-- start --

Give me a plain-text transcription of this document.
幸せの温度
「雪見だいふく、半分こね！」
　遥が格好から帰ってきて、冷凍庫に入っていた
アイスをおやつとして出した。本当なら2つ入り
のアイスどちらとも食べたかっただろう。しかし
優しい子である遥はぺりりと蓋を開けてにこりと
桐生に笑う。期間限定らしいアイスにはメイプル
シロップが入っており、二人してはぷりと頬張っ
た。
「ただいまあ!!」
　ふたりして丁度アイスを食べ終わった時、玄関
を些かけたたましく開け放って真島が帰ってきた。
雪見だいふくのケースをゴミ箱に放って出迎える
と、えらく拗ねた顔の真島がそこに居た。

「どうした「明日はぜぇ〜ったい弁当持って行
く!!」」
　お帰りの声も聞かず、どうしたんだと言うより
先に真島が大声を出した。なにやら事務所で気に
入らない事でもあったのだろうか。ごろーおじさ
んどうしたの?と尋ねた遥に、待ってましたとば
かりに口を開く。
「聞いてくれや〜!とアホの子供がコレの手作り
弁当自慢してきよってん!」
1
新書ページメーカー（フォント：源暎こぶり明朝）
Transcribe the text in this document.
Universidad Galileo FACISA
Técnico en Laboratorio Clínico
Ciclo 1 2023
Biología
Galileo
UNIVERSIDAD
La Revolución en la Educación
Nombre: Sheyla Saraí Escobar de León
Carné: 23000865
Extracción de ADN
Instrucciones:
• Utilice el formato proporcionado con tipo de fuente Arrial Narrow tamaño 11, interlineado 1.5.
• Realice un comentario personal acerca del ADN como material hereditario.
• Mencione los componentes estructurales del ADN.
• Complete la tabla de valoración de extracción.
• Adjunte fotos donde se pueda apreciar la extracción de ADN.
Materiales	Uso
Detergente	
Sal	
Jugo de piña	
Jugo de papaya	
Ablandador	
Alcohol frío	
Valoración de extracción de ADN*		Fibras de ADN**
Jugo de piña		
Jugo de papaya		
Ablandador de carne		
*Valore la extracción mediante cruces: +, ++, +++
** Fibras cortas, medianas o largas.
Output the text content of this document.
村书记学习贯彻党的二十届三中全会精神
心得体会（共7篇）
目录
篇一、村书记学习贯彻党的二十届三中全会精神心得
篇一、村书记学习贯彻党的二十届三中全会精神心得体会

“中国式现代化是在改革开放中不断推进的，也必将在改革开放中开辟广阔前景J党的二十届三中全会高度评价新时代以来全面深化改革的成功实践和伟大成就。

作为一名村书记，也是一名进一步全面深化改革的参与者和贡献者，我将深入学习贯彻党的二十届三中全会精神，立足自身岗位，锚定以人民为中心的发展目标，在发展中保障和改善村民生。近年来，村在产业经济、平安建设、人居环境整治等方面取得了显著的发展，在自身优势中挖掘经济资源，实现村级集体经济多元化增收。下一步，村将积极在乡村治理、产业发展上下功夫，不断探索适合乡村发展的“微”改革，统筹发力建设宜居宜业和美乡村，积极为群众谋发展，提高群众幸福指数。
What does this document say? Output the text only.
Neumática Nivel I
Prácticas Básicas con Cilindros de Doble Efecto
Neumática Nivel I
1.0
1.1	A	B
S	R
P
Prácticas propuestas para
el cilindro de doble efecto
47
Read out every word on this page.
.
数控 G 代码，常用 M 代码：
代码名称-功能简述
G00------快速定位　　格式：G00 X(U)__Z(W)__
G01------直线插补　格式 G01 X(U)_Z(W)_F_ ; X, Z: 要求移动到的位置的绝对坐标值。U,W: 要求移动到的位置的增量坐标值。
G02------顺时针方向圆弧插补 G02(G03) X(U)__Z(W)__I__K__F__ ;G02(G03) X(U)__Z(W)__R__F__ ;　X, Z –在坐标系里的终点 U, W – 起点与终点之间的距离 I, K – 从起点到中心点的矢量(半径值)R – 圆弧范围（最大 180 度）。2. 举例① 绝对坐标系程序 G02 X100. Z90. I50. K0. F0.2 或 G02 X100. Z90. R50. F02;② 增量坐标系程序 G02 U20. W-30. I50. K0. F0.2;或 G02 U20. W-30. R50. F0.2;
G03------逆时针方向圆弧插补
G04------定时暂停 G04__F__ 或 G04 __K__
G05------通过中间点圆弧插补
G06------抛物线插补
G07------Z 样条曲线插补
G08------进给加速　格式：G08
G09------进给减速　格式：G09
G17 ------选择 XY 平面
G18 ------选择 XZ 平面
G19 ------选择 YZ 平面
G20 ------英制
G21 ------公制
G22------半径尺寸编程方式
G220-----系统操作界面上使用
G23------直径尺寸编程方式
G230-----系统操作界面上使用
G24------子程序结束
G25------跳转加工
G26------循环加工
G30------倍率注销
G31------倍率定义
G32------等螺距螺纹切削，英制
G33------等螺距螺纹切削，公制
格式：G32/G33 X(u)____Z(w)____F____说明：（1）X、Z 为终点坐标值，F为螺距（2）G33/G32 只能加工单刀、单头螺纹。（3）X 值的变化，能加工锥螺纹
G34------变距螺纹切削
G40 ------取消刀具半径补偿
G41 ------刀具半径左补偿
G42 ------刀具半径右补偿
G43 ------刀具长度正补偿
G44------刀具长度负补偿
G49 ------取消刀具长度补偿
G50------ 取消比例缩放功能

-- end --

● **Directive**:
Find the lines holding "Prácticas" and list every one.

● **The result**:
Prácticas Básicas con Cilindros de Doble Efecto
Prácticas propuestas para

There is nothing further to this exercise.